• **Task description**
Reproduce all the entries exactly and keep the pictures out.

Figure content listings
━━━━━━━━

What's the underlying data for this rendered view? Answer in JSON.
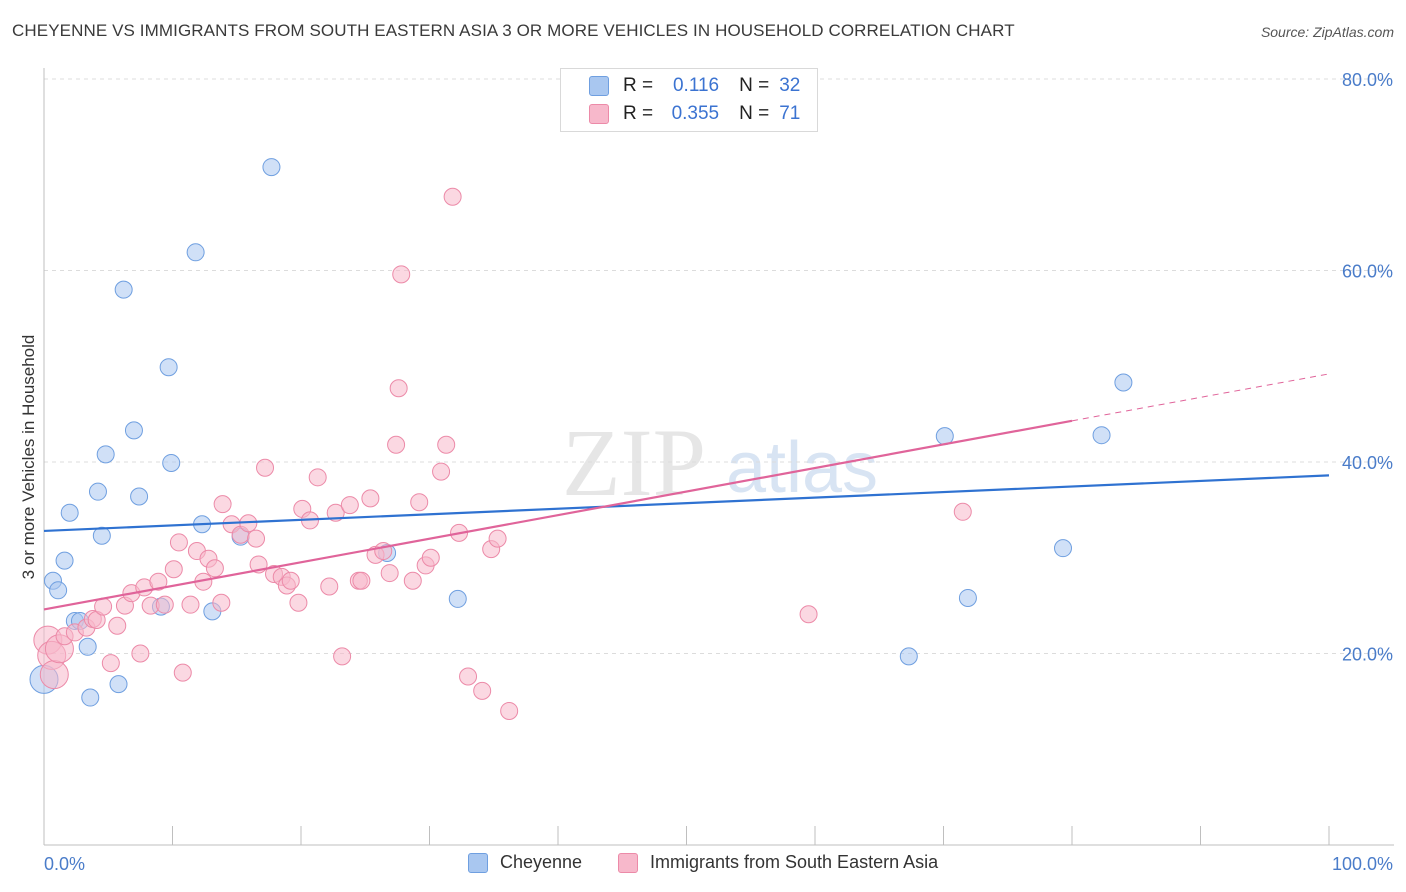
{
  "title": "CHEYENNE VS IMMIGRANTS FROM SOUTH EASTERN ASIA 3 OR MORE VEHICLES IN HOUSEHOLD CORRELATION CHART",
  "source": "Source: ZipAtlas.com",
  "watermark": {
    "zip": "ZIP",
    "atlas": "atlas"
  },
  "legend": {
    "r_label": "R =",
    "n_label": "N =",
    "rows": [
      {
        "r": "0.116",
        "n": "32",
        "color": "#a9c7f0"
      },
      {
        "r": "0.355",
        "n": "71",
        "color": "#f7b8cb"
      }
    ]
  },
  "bottom_legend": [
    {
      "label": "Cheyenne",
      "color": "#a9c7f0"
    },
    {
      "label": "Immigrants from South Eastern Asia",
      "color": "#f7b8cb"
    }
  ],
  "chart_data": {
    "type": "scatter",
    "title": "CHEYENNE VS IMMIGRANTS FROM SOUTH EASTERN ASIA 3 OR MORE VEHICLES IN HOUSEHOLD CORRELATION CHART",
    "xlabel": "",
    "ylabel": "3 or more Vehicles in Household",
    "xlim": [
      0,
      100
    ],
    "ylim": [
      0,
      80
    ],
    "x_tick_labels": [
      "0.0%",
      "100.0%"
    ],
    "y_ticks": [
      20,
      40,
      60,
      80
    ],
    "y_tick_labels": [
      "20.0%",
      "40.0%",
      "60.0%",
      "80.0%"
    ],
    "grid": true,
    "series": [
      {
        "name": "Cheyenne",
        "color": "#a9c7f0",
        "edge": "#6f9fe0",
        "line_color": "#2f72d1",
        "trend": {
          "x": [
            0,
            100
          ],
          "y": [
            32.8,
            38.6
          ]
        },
        "points": [
          [
            0.0,
            17.3
          ],
          [
            0.7,
            27.6
          ],
          [
            1.1,
            26.6
          ],
          [
            1.6,
            29.7
          ],
          [
            2.0,
            34.7
          ],
          [
            2.4,
            23.4
          ],
          [
            2.8,
            23.4
          ],
          [
            3.4,
            20.7
          ],
          [
            3.6,
            15.4
          ],
          [
            4.2,
            36.9
          ],
          [
            4.5,
            32.3
          ],
          [
            4.8,
            40.8
          ],
          [
            5.8,
            16.8
          ],
          [
            6.2,
            58.0
          ],
          [
            7.0,
            43.3
          ],
          [
            7.4,
            36.4
          ],
          [
            9.1,
            24.9
          ],
          [
            9.7,
            49.9
          ],
          [
            9.9,
            39.9
          ],
          [
            11.8,
            61.9
          ],
          [
            12.3,
            33.5
          ],
          [
            13.1,
            24.4
          ],
          [
            15.3,
            32.2
          ],
          [
            17.7,
            70.8
          ],
          [
            26.7,
            30.5
          ],
          [
            32.2,
            25.7
          ],
          [
            67.3,
            19.7
          ],
          [
            70.1,
            42.7
          ],
          [
            71.9,
            25.8
          ],
          [
            79.3,
            31.0
          ],
          [
            82.3,
            42.8
          ],
          [
            84.0,
            48.3
          ]
        ]
      },
      {
        "name": "Immigrants from South Eastern Asia",
        "color": "#f7b8cb",
        "edge": "#ec8aa8",
        "line_color": "#e0649a",
        "trend": {
          "x": [
            0,
            80
          ],
          "y": [
            24.6,
            44.3
          ]
        },
        "trend_dashed": {
          "x": [
            80,
            100
          ],
          "y": [
            44.3,
            49.2
          ]
        },
        "points": [
          [
            0.3,
            21.4
          ],
          [
            0.6,
            19.8
          ],
          [
            0.8,
            17.8
          ],
          [
            1.2,
            20.5
          ],
          [
            1.6,
            21.8
          ],
          [
            2.4,
            22.2
          ],
          [
            3.3,
            22.7
          ],
          [
            3.8,
            23.6
          ],
          [
            4.1,
            23.5
          ],
          [
            4.6,
            24.9
          ],
          [
            5.2,
            19.0
          ],
          [
            5.7,
            22.9
          ],
          [
            6.3,
            25.0
          ],
          [
            6.8,
            26.3
          ],
          [
            7.5,
            20.0
          ],
          [
            7.8,
            26.9
          ],
          [
            8.3,
            25.0
          ],
          [
            8.9,
            27.5
          ],
          [
            9.4,
            25.1
          ],
          [
            10.1,
            28.8
          ],
          [
            10.5,
            31.6
          ],
          [
            10.8,
            18.0
          ],
          [
            11.4,
            25.1
          ],
          [
            11.9,
            30.7
          ],
          [
            12.4,
            27.5
          ],
          [
            12.8,
            29.9
          ],
          [
            13.3,
            28.9
          ],
          [
            13.8,
            25.3
          ],
          [
            13.9,
            35.6
          ],
          [
            14.6,
            33.5
          ],
          [
            15.3,
            32.4
          ],
          [
            15.9,
            33.6
          ],
          [
            16.5,
            32.0
          ],
          [
            16.7,
            29.3
          ],
          [
            17.2,
            39.4
          ],
          [
            17.9,
            28.3
          ],
          [
            18.5,
            28.0
          ],
          [
            18.9,
            27.1
          ],
          [
            19.2,
            27.6
          ],
          [
            19.8,
            25.3
          ],
          [
            20.1,
            35.1
          ],
          [
            20.7,
            33.9
          ],
          [
            21.3,
            38.4
          ],
          [
            22.2,
            27.0
          ],
          [
            22.7,
            34.7
          ],
          [
            23.2,
            19.7
          ],
          [
            23.8,
            35.5
          ],
          [
            24.5,
            27.6
          ],
          [
            24.7,
            27.6
          ],
          [
            25.4,
            36.2
          ],
          [
            25.8,
            30.3
          ],
          [
            26.4,
            30.7
          ],
          [
            26.9,
            28.4
          ],
          [
            27.8,
            59.6
          ],
          [
            28.7,
            27.6
          ],
          [
            29.2,
            35.8
          ],
          [
            29.7,
            29.2
          ],
          [
            30.1,
            30.0
          ],
          [
            30.9,
            39.0
          ],
          [
            31.3,
            41.8
          ],
          [
            31.8,
            67.7
          ],
          [
            32.3,
            32.6
          ],
          [
            33.0,
            17.6
          ],
          [
            34.1,
            16.1
          ],
          [
            34.8,
            30.9
          ],
          [
            35.3,
            32.0
          ],
          [
            36.2,
            14.0
          ],
          [
            27.4,
            41.8
          ],
          [
            27.6,
            47.7
          ],
          [
            59.5,
            24.1
          ],
          [
            71.5,
            34.8
          ]
        ]
      }
    ]
  }
}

━━━━━━━━

• **Output**
What's the underlying data for this rendered view? Answer in JSON.
{
  "title": "CHEYENNE VS IMMIGRANTS FROM SOUTH EASTERN ASIA 3 OR MORE VEHICLES IN HOUSEHOLD CORRELATION CHART",
  "source": "Source: ZipAtlas.com",
  "watermark": {
    "zip": "ZIP",
    "atlas": "atlas"
  },
  "legend": {
    "r_label": "R =",
    "n_label": "N =",
    "rows": [
      {
        "r": "0.116",
        "n": "32",
        "color": "#a9c7f0"
      },
      {
        "r": "0.355",
        "n": "71",
        "color": "#f7b8cb"
      }
    ]
  },
  "bottom_legend": [
    {
      "label": "Cheyenne",
      "color": "#a9c7f0"
    },
    {
      "label": "Immigrants from South Eastern Asia",
      "color": "#f7b8cb"
    }
  ],
  "chart_data": {
    "type": "scatter",
    "title": "CHEYENNE VS IMMIGRANTS FROM SOUTH EASTERN ASIA 3 OR MORE VEHICLES IN HOUSEHOLD CORRELATION CHART",
    "xlabel": "",
    "ylabel": "3 or more Vehicles in Household",
    "xlim": [
      0,
      100
    ],
    "ylim": [
      0,
      80
    ],
    "x_tick_labels": [
      "0.0%",
      "100.0%"
    ],
    "y_ticks": [
      20,
      40,
      60,
      80
    ],
    "y_tick_labels": [
      "20.0%",
      "40.0%",
      "60.0%",
      "80.0%"
    ],
    "grid": true,
    "series": [
      {
        "name": "Cheyenne",
        "color": "#a9c7f0",
        "edge": "#6f9fe0",
        "line_color": "#2f72d1",
        "trend": {
          "x": [
            0,
            100
          ],
          "y": [
            32.8,
            38.6
          ]
        },
        "points": [
          [
            0.0,
            17.3
          ],
          [
            0.7,
            27.6
          ],
          [
            1.1,
            26.6
          ],
          [
            1.6,
            29.7
          ],
          [
            2.0,
            34.7
          ],
          [
            2.4,
            23.4
          ],
          [
            2.8,
            23.4
          ],
          [
            3.4,
            20.7
          ],
          [
            3.6,
            15.4
          ],
          [
            4.2,
            36.9
          ],
          [
            4.5,
            32.3
          ],
          [
            4.8,
            40.8
          ],
          [
            5.8,
            16.8
          ],
          [
            6.2,
            58.0
          ],
          [
            7.0,
            43.3
          ],
          [
            7.4,
            36.4
          ],
          [
            9.1,
            24.9
          ],
          [
            9.7,
            49.9
          ],
          [
            9.9,
            39.9
          ],
          [
            11.8,
            61.9
          ],
          [
            12.3,
            33.5
          ],
          [
            13.1,
            24.4
          ],
          [
            15.3,
            32.2
          ],
          [
            17.7,
            70.8
          ],
          [
            26.7,
            30.5
          ],
          [
            32.2,
            25.7
          ],
          [
            67.3,
            19.7
          ],
          [
            70.1,
            42.7
          ],
          [
            71.9,
            25.8
          ],
          [
            79.3,
            31.0
          ],
          [
            82.3,
            42.8
          ],
          [
            84.0,
            48.3
          ]
        ]
      },
      {
        "name": "Immigrants from South Eastern Asia",
        "color": "#f7b8cb",
        "edge": "#ec8aa8",
        "line_color": "#e0649a",
        "trend": {
          "x": [
            0,
            80
          ],
          "y": [
            24.6,
            44.3
          ]
        },
        "trend_dashed": {
          "x": [
            80,
            100
          ],
          "y": [
            44.3,
            49.2
          ]
        },
        "points": [
          [
            0.3,
            21.4
          ],
          [
            0.6,
            19.8
          ],
          [
            0.8,
            17.8
          ],
          [
            1.2,
            20.5
          ],
          [
            1.6,
            21.8
          ],
          [
            2.4,
            22.2
          ],
          [
            3.3,
            22.7
          ],
          [
            3.8,
            23.6
          ],
          [
            4.1,
            23.5
          ],
          [
            4.6,
            24.9
          ],
          [
            5.2,
            19.0
          ],
          [
            5.7,
            22.9
          ],
          [
            6.3,
            25.0
          ],
          [
            6.8,
            26.3
          ],
          [
            7.5,
            20.0
          ],
          [
            7.8,
            26.9
          ],
          [
            8.3,
            25.0
          ],
          [
            8.9,
            27.5
          ],
          [
            9.4,
            25.1
          ],
          [
            10.1,
            28.8
          ],
          [
            10.5,
            31.6
          ],
          [
            10.8,
            18.0
          ],
          [
            11.4,
            25.1
          ],
          [
            11.9,
            30.7
          ],
          [
            12.4,
            27.5
          ],
          [
            12.8,
            29.9
          ],
          [
            13.3,
            28.9
          ],
          [
            13.8,
            25.3
          ],
          [
            13.9,
            35.6
          ],
          [
            14.6,
            33.5
          ],
          [
            15.3,
            32.4
          ],
          [
            15.9,
            33.6
          ],
          [
            16.5,
            32.0
          ],
          [
            16.7,
            29.3
          ],
          [
            17.2,
            39.4
          ],
          [
            17.9,
            28.3
          ],
          [
            18.5,
            28.0
          ],
          [
            18.9,
            27.1
          ],
          [
            19.2,
            27.6
          ],
          [
            19.8,
            25.3
          ],
          [
            20.1,
            35.1
          ],
          [
            20.7,
            33.9
          ],
          [
            21.3,
            38.4
          ],
          [
            22.2,
            27.0
          ],
          [
            22.7,
            34.7
          ],
          [
            23.2,
            19.7
          ],
          [
            23.8,
            35.5
          ],
          [
            24.5,
            27.6
          ],
          [
            24.7,
            27.6
          ],
          [
            25.4,
            36.2
          ],
          [
            25.8,
            30.3
          ],
          [
            26.4,
            30.7
          ],
          [
            26.9,
            28.4
          ],
          [
            27.8,
            59.6
          ],
          [
            28.7,
            27.6
          ],
          [
            29.2,
            35.8
          ],
          [
            29.7,
            29.2
          ],
          [
            30.1,
            30.0
          ],
          [
            30.9,
            39.0
          ],
          [
            31.3,
            41.8
          ],
          [
            31.8,
            67.7
          ],
          [
            32.3,
            32.6
          ],
          [
            33.0,
            17.6
          ],
          [
            34.1,
            16.1
          ],
          [
            34.8,
            30.9
          ],
          [
            35.3,
            32.0
          ],
          [
            36.2,
            14.0
          ],
          [
            27.4,
            41.8
          ],
          [
            27.6,
            47.7
          ],
          [
            59.5,
            24.1
          ],
          [
            71.5,
            34.8
          ]
        ]
      }
    ]
  }
}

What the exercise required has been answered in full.